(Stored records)
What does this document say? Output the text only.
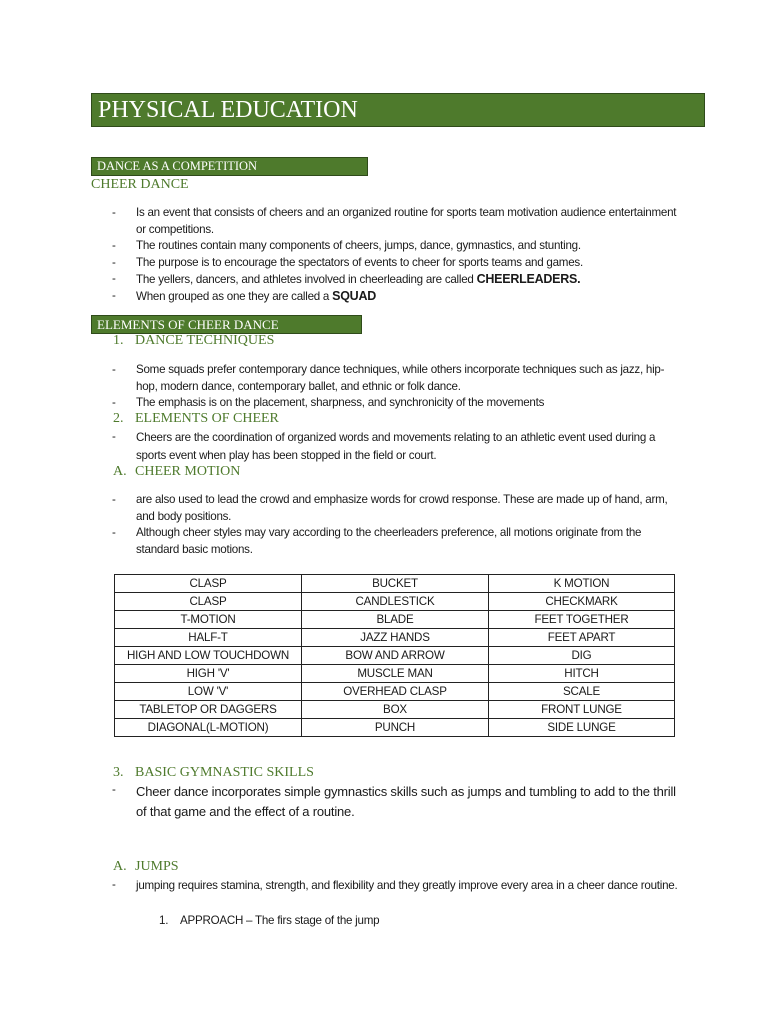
PHYSICAL EDUCATION
DANCE AS A COMPETITION
CHEER DANCE
- Is an event that consists of cheers and an organized routine for sports team motivation audience entertainment or competitions.
- The routines contain many components of cheers, jumps, dance, gymnastics, and stunting.
- The purpose is to encourage the spectators of events to cheer for sports teams and games.
- The yellers, dancers, and athletes involved in cheerleading are called CHEERLEADERS.
- When grouped as one they are called a SQUAD
ELEMENTS OF CHEER DANCE
1. DANCE TECHNIQUES
- Some squads prefer contemporary dance techniques, while others incorporate techniques such as jazz, hip-hop, modern dance, contemporary ballet, and ethnic or folk dance.
- The emphasis is on the placement, sharpness, and synchronicity of the movements
2. ELEMENTS OF CHEER
- Cheers are the coordination of organized words and movements relating to an athletic event used during a sports event when play has been stopped in the field or court.
A. CHEER MOTION
- are also used to lead the crowd and emphasize words for crowd response. These are made up of hand, arm, and body positions.
- Although cheer styles may vary according to the cheerleaders preference, all motions originate from the standard basic motions.
CLASP	BUCKET	K MOTION
CLASP	CANDLESTICK	CHECKMARK
T-MOTION	BLADE	FEET TOGETHER
HALF-T	JAZZ HANDS	FEET APART
HIGH AND LOW TOUCHDOWN	BOW AND ARROW	DIG
HIGH 'V'	MUSCLE MAN	HITCH
LOW 'V'	OVERHEAD CLASP	SCALE
TABLETOP OR DAGGERS	BOX	FRONT LUNGE
DIAGONAL(L-MOTION)	PUNCH	SIDE LUNGE
3. BASIC GYMNASTIC SKILLS
- Cheer dance incorporates simple gymnastics skills such as jumps and tumbling to add to the thrill of that game and the effect of a routine.
A. JUMPS
- jumping requires stamina, strength, and flexibility and they greatly improve every area in a cheer dance routine.
1. APPROACH – The firs stage of the jump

— GIVEN TASK —
Transcribe all the records above word for word, without their images.

— RESULT OF THIS EXERCISE —
What does this document say? Output the text only.
PHYSICAL EDUCATION
DANCE AS A COMPETITION
CHEER DANCE
- Is an event that consists of cheers and an organized routine for sports team motivation audience entertainment or competitions.
- The routines contain many components of cheers, jumps, dance, gymnastics, and stunting.
- The purpose is to encourage the spectators of events to cheer for sports teams and games.
- The yellers, dancers, and athletes involved in cheerleading are called CHEERLEADERS.
- When grouped as one they are called a SQUAD
ELEMENTS OF CHEER DANCE
1. DANCE TECHNIQUES
- Some squads prefer contemporary dance techniques, while others incorporate techniques such as jazz, hip-hop, modern dance, contemporary ballet, and ethnic or folk dance.
- The emphasis is on the placement, sharpness, and synchronicity of the movements
2. ELEMENTS OF CHEER
- Cheers are the coordination of organized words and movements relating to an athletic event used during a sports event when play has been stopped in the field or court.
A. CHEER MOTION
- are also used to lead the crowd and emphasize words for crowd response. These are made up of hand, arm, and body positions.
- Although cheer styles may vary according to the cheerleaders preference, all motions originate from the standard basic motions.
CLASP	BUCKET	K MOTION
CLASP	CANDLESTICK	CHECKMARK
T-MOTION	BLADE	FEET TOGETHER
HALF-T	JAZZ HANDS	FEET APART
HIGH AND LOW TOUCHDOWN	BOW AND ARROW	DIG
HIGH 'V'	MUSCLE MAN	HITCH
LOW 'V'	OVERHEAD CLASP	SCALE
TABLETOP OR DAGGERS	BOX	FRONT LUNGE
DIAGONAL(L-MOTION)	PUNCH	SIDE LUNGE
3. BASIC GYMNASTIC SKILLS
- Cheer dance incorporates simple gymnastics skills such as jumps and tumbling to add to the thrill of that game and the effect of a routine.
A. JUMPS
- jumping requires stamina, strength, and flexibility and they greatly improve every area in a cheer dance routine.
1. APPROACH – The firs stage of the jump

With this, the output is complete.